-------- RECORD EXCERPTS --------

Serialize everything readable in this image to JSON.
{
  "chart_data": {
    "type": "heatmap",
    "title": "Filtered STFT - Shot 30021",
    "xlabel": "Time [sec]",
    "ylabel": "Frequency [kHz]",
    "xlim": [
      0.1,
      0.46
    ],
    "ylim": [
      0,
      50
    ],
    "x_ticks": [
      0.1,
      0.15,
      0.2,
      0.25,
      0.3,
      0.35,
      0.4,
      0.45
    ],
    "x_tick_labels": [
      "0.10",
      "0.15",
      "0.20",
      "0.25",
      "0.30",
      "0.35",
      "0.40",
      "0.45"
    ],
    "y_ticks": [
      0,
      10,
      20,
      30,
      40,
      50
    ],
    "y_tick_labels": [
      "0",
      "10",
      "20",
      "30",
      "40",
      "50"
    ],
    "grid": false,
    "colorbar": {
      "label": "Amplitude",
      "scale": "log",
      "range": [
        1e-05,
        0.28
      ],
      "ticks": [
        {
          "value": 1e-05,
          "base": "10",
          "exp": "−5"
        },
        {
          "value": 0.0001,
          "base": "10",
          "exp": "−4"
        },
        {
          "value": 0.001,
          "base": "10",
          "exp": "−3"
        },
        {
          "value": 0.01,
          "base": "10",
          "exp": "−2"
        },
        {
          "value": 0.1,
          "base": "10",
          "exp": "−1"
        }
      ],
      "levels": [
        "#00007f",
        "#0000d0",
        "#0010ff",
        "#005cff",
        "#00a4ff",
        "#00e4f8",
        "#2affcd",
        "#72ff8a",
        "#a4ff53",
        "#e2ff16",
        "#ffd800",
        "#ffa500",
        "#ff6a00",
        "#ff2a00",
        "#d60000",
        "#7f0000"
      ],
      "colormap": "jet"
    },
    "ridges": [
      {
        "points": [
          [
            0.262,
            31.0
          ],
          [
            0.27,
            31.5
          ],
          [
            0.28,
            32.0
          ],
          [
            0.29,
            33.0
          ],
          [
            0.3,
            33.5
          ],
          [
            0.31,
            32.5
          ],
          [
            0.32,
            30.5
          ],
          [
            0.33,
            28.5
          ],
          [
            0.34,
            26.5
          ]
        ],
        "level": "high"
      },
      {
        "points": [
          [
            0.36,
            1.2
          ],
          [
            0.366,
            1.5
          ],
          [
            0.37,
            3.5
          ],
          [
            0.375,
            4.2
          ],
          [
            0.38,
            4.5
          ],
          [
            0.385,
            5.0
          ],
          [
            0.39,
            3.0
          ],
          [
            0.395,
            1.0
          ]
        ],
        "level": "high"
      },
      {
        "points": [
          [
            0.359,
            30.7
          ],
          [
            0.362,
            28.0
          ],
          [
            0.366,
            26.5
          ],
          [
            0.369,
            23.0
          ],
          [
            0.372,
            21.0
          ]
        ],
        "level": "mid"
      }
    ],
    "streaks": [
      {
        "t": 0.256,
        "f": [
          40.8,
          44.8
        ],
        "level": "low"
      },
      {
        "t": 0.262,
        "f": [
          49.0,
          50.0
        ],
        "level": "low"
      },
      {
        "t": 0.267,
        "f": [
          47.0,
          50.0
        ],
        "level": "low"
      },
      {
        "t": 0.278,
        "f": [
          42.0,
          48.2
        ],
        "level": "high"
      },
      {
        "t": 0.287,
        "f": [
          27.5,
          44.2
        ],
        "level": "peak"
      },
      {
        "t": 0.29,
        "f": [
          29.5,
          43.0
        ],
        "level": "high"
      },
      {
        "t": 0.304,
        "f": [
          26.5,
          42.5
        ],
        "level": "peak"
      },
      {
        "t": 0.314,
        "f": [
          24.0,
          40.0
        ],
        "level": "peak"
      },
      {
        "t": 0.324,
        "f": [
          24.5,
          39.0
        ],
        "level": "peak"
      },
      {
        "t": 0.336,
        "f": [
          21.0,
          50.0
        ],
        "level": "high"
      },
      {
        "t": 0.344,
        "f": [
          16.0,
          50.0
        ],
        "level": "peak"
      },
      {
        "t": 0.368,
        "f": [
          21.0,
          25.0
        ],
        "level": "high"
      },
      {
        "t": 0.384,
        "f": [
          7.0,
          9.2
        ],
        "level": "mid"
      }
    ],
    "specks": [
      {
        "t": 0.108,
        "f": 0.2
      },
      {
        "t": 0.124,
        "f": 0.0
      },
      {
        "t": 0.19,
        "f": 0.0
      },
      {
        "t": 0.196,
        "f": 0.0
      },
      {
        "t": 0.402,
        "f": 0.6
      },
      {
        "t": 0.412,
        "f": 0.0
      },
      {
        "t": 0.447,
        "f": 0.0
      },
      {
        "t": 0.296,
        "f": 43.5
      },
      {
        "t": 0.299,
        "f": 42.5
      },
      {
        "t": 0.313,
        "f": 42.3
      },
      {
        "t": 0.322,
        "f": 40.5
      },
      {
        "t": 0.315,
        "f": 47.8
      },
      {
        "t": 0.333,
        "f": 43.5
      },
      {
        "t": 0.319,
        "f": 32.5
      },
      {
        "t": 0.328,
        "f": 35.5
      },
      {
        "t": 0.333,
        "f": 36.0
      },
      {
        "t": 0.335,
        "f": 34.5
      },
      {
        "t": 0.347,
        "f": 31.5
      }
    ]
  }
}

--------

**WHAT THE EXERCISE ASKS:** Check each line above for "value" and return the ones that have it.

**FINAL ANSWER:**
          "value": 1e-05,
          "value": 0.0001,
          "value": 0.001,
          "value": 0.01,
          "value": 0.1,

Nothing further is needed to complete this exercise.